-- Short task --
In the listing below, copy verbatim the lines starting at the line that contains "navg-label: N_avg = 4.362e+04" and ending at the line that contains "y-tick-label: 0 bbox=[699, 607, 703, 613]". Include both of those lines.
-- begin Material shown --
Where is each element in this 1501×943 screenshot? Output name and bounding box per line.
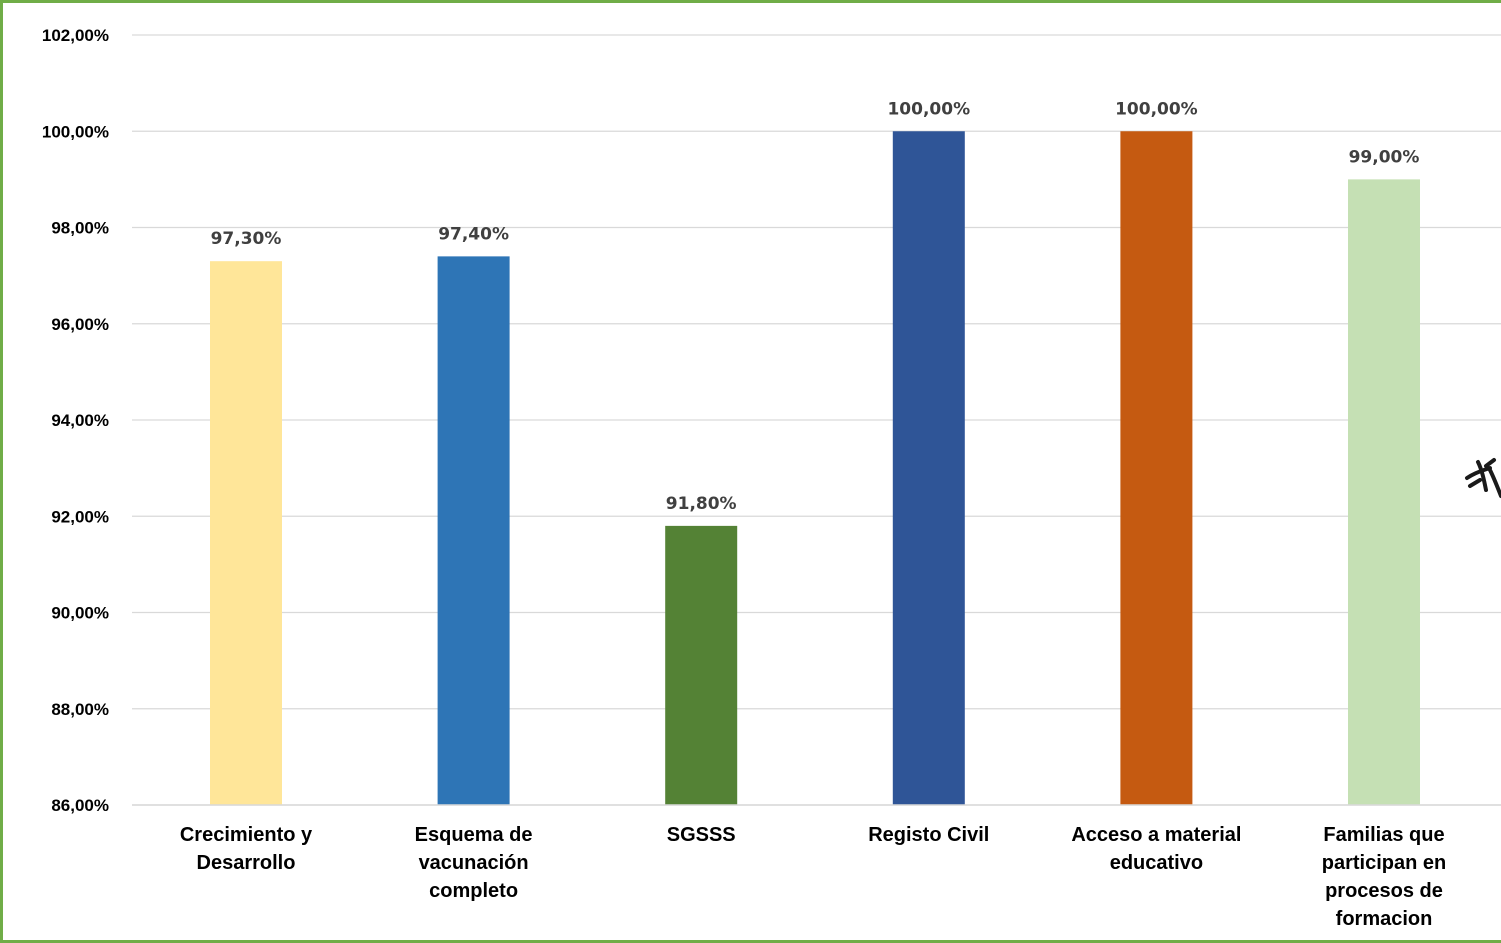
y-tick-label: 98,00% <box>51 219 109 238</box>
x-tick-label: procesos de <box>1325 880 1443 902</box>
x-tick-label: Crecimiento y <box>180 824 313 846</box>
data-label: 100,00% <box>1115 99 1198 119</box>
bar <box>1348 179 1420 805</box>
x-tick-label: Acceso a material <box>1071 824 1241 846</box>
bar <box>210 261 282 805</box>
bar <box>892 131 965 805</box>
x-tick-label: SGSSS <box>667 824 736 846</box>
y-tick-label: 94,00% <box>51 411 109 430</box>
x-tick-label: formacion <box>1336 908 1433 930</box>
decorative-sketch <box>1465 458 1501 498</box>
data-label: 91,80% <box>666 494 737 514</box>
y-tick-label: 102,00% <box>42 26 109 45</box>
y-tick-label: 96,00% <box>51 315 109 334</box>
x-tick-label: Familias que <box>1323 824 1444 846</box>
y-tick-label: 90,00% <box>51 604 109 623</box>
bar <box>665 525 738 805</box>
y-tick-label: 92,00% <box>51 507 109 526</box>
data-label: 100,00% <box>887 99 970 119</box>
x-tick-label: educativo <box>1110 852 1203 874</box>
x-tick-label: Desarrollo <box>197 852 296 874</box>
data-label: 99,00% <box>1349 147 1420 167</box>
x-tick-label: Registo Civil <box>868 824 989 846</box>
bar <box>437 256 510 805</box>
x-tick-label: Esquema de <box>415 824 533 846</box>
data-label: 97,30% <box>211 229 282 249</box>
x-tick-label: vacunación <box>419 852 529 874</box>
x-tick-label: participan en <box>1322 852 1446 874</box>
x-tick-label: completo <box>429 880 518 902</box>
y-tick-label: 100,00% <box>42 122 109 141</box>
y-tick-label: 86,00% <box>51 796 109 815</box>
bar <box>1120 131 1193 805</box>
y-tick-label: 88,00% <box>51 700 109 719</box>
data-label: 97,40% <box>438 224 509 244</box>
-- end Material shown --
-- begin Material shown --
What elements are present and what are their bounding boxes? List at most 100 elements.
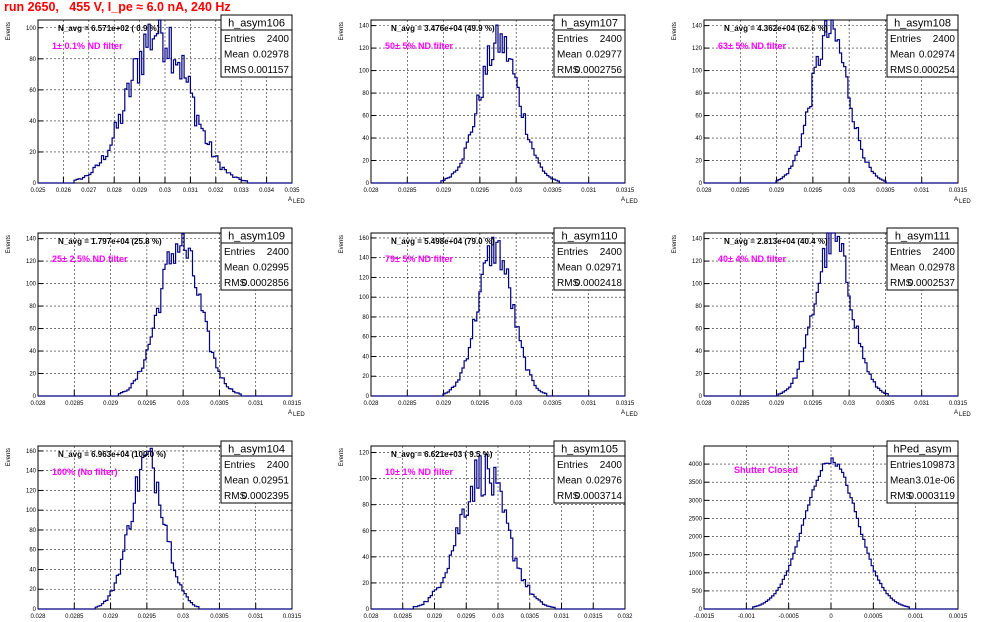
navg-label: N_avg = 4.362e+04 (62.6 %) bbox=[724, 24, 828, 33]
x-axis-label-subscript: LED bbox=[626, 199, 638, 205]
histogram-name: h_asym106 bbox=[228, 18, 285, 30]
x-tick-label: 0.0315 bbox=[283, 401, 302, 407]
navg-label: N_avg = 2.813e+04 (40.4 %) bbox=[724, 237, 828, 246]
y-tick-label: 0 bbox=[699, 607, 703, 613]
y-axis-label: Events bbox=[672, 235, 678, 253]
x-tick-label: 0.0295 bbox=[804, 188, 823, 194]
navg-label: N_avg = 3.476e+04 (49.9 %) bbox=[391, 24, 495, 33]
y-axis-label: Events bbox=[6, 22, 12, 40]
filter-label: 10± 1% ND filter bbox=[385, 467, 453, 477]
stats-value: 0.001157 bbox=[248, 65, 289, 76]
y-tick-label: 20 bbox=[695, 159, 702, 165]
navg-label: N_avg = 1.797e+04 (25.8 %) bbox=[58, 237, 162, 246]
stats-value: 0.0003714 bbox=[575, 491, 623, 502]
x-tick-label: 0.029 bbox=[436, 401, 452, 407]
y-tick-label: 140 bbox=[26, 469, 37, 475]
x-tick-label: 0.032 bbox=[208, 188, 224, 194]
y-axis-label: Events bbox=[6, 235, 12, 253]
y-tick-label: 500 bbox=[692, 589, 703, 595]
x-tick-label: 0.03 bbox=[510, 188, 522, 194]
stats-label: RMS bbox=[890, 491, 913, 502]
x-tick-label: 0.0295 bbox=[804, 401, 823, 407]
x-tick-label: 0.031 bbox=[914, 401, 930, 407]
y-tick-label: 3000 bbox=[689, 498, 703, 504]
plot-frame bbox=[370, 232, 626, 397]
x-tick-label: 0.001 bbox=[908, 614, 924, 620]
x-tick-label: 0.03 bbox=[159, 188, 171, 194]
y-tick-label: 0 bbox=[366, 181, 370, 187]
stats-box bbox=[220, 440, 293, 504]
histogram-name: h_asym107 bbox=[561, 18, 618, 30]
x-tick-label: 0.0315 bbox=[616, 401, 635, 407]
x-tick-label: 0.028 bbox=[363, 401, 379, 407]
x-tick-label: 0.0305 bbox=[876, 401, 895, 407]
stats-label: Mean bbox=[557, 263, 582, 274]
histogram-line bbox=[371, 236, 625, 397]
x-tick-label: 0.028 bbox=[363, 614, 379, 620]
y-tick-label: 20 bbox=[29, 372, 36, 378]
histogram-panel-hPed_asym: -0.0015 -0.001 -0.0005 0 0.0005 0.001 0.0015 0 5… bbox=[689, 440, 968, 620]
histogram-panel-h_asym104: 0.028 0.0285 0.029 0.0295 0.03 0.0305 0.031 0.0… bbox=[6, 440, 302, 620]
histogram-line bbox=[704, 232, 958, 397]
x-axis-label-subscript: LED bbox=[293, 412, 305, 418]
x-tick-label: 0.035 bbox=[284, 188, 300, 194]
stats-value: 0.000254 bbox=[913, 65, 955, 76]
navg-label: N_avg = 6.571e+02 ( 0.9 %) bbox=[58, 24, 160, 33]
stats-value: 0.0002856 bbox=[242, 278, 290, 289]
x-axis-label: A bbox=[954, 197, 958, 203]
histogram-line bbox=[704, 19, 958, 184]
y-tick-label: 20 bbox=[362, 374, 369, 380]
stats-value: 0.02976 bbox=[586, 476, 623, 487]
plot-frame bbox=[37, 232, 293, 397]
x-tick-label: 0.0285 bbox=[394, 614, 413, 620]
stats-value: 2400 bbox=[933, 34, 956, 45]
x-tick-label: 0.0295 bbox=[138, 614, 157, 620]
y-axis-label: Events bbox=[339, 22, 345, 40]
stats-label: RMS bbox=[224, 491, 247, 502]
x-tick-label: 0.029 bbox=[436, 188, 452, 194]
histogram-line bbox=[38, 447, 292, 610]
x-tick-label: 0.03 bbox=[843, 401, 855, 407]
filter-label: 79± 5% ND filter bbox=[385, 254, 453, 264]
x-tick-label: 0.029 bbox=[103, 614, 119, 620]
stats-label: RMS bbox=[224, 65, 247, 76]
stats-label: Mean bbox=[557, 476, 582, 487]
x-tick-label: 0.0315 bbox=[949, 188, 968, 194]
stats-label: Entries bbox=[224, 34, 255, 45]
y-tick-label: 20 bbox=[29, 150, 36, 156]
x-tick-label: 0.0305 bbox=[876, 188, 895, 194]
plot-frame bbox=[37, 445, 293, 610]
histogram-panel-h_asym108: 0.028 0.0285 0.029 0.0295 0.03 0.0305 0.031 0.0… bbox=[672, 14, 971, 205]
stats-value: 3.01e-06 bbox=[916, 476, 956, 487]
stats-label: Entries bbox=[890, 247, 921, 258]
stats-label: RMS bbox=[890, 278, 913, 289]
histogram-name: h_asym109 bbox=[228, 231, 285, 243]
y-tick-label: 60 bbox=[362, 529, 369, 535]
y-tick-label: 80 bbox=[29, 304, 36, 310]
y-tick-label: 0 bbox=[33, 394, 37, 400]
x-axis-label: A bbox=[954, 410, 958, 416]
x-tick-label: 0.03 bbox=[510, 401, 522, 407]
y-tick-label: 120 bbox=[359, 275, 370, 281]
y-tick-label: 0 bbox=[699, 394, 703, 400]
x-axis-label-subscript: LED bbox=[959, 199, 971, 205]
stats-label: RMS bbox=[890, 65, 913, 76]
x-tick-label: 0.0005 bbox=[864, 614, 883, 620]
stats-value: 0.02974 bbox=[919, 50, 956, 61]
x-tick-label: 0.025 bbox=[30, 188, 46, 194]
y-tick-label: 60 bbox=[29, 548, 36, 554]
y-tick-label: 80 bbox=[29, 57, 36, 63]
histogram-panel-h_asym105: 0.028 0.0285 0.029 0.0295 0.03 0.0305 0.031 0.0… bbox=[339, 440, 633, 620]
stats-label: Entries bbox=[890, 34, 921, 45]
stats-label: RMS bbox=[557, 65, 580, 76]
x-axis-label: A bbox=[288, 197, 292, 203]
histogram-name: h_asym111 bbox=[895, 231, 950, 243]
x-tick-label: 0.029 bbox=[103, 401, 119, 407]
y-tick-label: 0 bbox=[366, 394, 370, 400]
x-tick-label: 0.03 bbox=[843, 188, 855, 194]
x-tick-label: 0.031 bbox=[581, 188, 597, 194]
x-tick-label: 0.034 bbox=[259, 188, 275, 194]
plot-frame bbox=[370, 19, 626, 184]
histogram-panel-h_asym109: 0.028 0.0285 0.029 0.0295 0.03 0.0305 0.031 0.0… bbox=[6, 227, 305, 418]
-- end Material shown --
-- Response --
navg-label: N_avg = 4.362e+04 (62.6 %) bbox=[724, 24, 828, 33]
x-axis-label-subscript: LED bbox=[626, 199, 638, 205]
histogram-name: h_asym106 bbox=[228, 18, 285, 30]
x-tick-label: 0.0315 bbox=[283, 401, 302, 407]
navg-label: N_avg = 2.813e+04 (40.4 %) bbox=[724, 237, 828, 246]
y-tick-label: 0 bbox=[699, 607, 703, 613]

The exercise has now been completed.